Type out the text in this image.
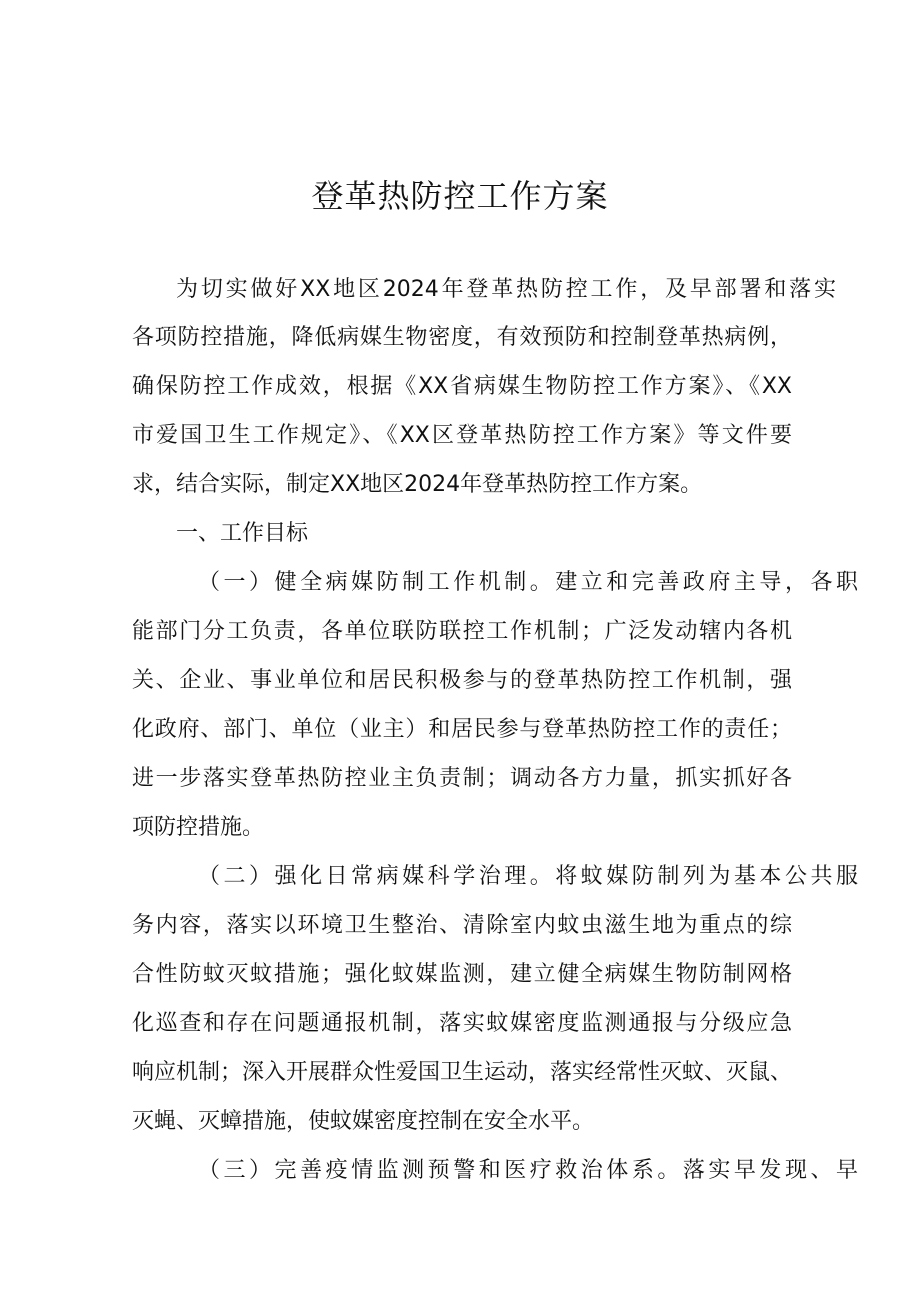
登革热防控工作方案
为切实做好XX地区2024年登革热防控工作，及早部署和落实
各项防控措施，降低病媒生物密度，有效预防和控制登革热病例，
确保防控工作成效，根据《XX省病媒生物防控工作方案》、《XX
市爱国卫生工作规定》、《XX区登革热防控工作方案》等文件要
求，结合实际，制定XX地区2024年登革热防控工作方案。
一、工作目标
（一）健全病媒防制工作机制。建立和完善政府主导，各职
能部门分工负责，各单位联防联控工作机制；广泛发动辖内各机
关、企业、事业单位和居民积极参与的登革热防控工作机制，强
化政府、部门、单位（业主）和居民参与登革热防控工作的责任；
进一步落实登革热防控业主负责制；调动各方力量，抓实抓好各
项防控措施。
（二）强化日常病媒科学治理。将蚊媒防制列为基本公共服
务内容，落实以环境卫生整治、清除室内蚊虫滋生地为重点的综
合性防蚊灭蚊措施；强化蚊媒监测，建立健全病媒生物防制网格
化巡查和存在问题通报机制，落实蚊媒密度监测通报与分级应急
响应机制；深入开展群众性爱国卫生运动，落实经常性灭蚊、灭鼠、
灭蝇、灭蟑措施，使蚊媒密度控制在安全水平。
（三）完善疫情监测预警和医疗救治体系。落实早发现、早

——

Given problem: The records above need to be given again exactly. Omit the pictures.

Answer in full:
Type out the text in this image.
登革热防控工作方案
为切实做好XX地区2024年登革热防控工作，及早部署和落实
各项防控措施，降低病媒生物密度，有效预防和控制登革热病例，
确保防控工作成效，根据《XX省病媒生物防控工作方案》、《XX
市爱国卫生工作规定》、《XX区登革热防控工作方案》等文件要
求，结合实际，制定XX地区2024年登革热防控工作方案。
一、工作目标
（一）健全病媒防制工作机制。建立和完善政府主导，各职
能部门分工负责，各单位联防联控工作机制；广泛发动辖内各机
关、企业、事业单位和居民积极参与的登革热防控工作机制，强
化政府、部门、单位（业主）和居民参与登革热防控工作的责任；
进一步落实登革热防控业主负责制；调动各方力量，抓实抓好各
项防控措施。
（二）强化日常病媒科学治理。将蚊媒防制列为基本公共服
务内容，落实以环境卫生整治、清除室内蚊虫滋生地为重点的综
合性防蚊灭蚊措施；强化蚊媒监测，建立健全病媒生物防制网格
化巡查和存在问题通报机制，落实蚊媒密度监测通报与分级应急
响应机制；深入开展群众性爱国卫生运动，落实经常性灭蚊、灭鼠、
灭蝇、灭蟑措施，使蚊媒密度控制在安全水平。
（三）完善疫情监测预警和医疗救治体系。落实早发现、早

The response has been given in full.